EXERCISE DIRECTIONS:
How many lines in the records below contain the word "then"? Give only the number.

DATA EXTRACT:
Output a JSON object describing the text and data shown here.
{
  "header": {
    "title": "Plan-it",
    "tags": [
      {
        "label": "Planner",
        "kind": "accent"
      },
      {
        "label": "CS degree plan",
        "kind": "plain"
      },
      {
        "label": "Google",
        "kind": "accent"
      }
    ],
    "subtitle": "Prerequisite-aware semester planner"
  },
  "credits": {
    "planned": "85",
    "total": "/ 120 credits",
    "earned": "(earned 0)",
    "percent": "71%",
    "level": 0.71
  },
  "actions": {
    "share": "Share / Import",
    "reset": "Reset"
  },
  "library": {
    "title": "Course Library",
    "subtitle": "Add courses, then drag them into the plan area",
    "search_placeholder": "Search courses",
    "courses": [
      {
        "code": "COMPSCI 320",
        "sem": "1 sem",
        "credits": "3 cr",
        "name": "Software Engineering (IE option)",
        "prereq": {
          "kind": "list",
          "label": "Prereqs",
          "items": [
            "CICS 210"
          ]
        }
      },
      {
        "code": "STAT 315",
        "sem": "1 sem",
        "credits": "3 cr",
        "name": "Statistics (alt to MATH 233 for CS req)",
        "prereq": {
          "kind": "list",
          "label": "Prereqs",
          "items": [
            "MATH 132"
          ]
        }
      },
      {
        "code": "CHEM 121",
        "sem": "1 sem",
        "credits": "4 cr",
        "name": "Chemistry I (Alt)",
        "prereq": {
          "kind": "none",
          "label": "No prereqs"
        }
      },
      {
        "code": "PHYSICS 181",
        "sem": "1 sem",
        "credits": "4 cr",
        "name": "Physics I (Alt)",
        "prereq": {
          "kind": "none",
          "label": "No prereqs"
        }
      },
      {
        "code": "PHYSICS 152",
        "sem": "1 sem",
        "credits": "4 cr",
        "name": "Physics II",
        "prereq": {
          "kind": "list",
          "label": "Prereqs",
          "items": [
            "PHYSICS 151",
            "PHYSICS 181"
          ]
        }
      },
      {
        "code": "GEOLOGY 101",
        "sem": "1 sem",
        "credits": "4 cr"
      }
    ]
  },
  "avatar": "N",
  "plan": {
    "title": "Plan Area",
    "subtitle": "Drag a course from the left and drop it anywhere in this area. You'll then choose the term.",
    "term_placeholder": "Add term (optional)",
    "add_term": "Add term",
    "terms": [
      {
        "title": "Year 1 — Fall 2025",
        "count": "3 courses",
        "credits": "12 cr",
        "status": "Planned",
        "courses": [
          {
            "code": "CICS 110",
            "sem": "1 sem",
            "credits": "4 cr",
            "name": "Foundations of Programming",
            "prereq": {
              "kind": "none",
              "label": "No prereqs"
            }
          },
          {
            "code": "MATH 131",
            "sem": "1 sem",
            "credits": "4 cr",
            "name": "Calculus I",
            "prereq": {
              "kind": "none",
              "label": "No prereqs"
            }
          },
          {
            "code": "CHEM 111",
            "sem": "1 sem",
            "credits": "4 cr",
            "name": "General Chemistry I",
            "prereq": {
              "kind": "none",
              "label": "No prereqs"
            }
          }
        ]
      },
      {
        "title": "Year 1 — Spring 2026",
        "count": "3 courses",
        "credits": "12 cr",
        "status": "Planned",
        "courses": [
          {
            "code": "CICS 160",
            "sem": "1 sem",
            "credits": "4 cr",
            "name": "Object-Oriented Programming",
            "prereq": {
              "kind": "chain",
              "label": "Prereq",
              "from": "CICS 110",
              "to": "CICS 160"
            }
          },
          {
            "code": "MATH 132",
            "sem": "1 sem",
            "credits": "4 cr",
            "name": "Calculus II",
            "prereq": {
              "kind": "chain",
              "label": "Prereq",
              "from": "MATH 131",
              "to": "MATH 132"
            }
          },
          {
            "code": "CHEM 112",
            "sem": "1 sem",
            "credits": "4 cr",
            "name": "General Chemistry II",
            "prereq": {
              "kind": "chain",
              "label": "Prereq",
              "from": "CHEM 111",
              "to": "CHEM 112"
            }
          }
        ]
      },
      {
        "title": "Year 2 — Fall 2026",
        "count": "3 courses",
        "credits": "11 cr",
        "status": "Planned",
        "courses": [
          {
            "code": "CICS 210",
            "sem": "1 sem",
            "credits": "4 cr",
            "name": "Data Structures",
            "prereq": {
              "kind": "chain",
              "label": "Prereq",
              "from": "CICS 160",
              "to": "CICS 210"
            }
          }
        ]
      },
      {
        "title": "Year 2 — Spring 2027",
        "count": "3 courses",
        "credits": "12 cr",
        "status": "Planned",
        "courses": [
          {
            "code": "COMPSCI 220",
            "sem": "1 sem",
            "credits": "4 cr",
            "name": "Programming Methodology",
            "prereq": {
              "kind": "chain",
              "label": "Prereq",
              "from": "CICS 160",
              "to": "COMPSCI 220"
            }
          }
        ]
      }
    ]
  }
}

OUTPUT:
2